— TO DO —
Look through the data and write out every line with the word "name" in it.

— SUPPLIED RECORDS —

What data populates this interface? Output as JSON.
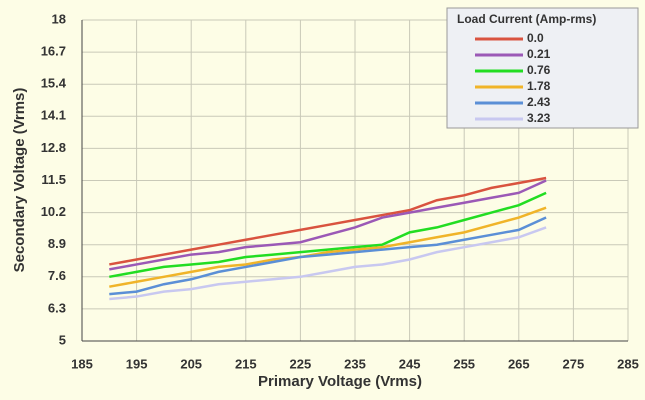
{
  "chart_data": {
    "type": "line",
    "xlabel": "Primary Voltage (Vrms)",
    "ylabel": "Secondary Voltage (Vrms)",
    "legend_title": "Load Current (Amp-rms)",
    "legend": "top-right",
    "grid": true,
    "xlim": [
      185,
      285
    ],
    "xticks": [
      185,
      195,
      205,
      215,
      225,
      235,
      245,
      255,
      265,
      275,
      285
    ],
    "ylim": [
      5,
      18
    ],
    "yticks": [
      5,
      6.3,
      7.6,
      8.9,
      10.2,
      11.5,
      12.8,
      14.1,
      15.4,
      16.7,
      18
    ],
    "x": [
      190,
      195,
      200,
      205,
      210,
      215,
      220,
      225,
      230,
      235,
      240,
      245,
      250,
      255,
      260,
      265,
      270
    ],
    "series": [
      {
        "name": "0.0",
        "color": "#d9533f",
        "values": [
          8.1,
          8.3,
          8.5,
          8.7,
          8.9,
          9.1,
          9.3,
          9.5,
          9.7,
          9.9,
          10.1,
          10.3,
          10.7,
          10.9,
          11.2,
          11.4,
          11.6
        ]
      },
      {
        "name": "0.21",
        "color": "#9b59b6",
        "values": [
          7.9,
          8.1,
          8.3,
          8.5,
          8.6,
          8.8,
          8.9,
          9.0,
          9.3,
          9.6,
          10.0,
          10.2,
          10.4,
          10.6,
          10.8,
          11.0,
          11.5
        ]
      },
      {
        "name": "0.76",
        "color": "#22dd22",
        "values": [
          7.6,
          7.8,
          8.0,
          8.1,
          8.2,
          8.4,
          8.5,
          8.6,
          8.7,
          8.8,
          8.9,
          9.4,
          9.6,
          9.9,
          10.2,
          10.5,
          11.0
        ]
      },
      {
        "name": "1.78",
        "color": "#f0b429",
        "values": [
          7.2,
          7.4,
          7.6,
          7.8,
          8.0,
          8.1,
          8.3,
          8.4,
          8.6,
          8.7,
          8.8,
          9.0,
          9.2,
          9.4,
          9.7,
          10.0,
          10.4
        ]
      },
      {
        "name": "2.43",
        "color": "#5b8fd6",
        "values": [
          6.9,
          7.0,
          7.3,
          7.5,
          7.8,
          8.0,
          8.2,
          8.4,
          8.5,
          8.6,
          8.7,
          8.8,
          8.9,
          9.1,
          9.3,
          9.5,
          10.0
        ]
      },
      {
        "name": "3.23",
        "color": "#c8c8f0",
        "values": [
          6.7,
          6.8,
          7.0,
          7.1,
          7.3,
          7.4,
          7.5,
          7.6,
          7.8,
          8.0,
          8.1,
          8.3,
          8.6,
          8.8,
          9.0,
          9.2,
          9.6
        ]
      }
    ]
  }
}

— EXERCISE RESPONSE —
        "name": "0.0",
        "name": "0.21",
        "name": "0.76",
        "name": "1.78",
        "name": "2.43",
        "name": "3.23",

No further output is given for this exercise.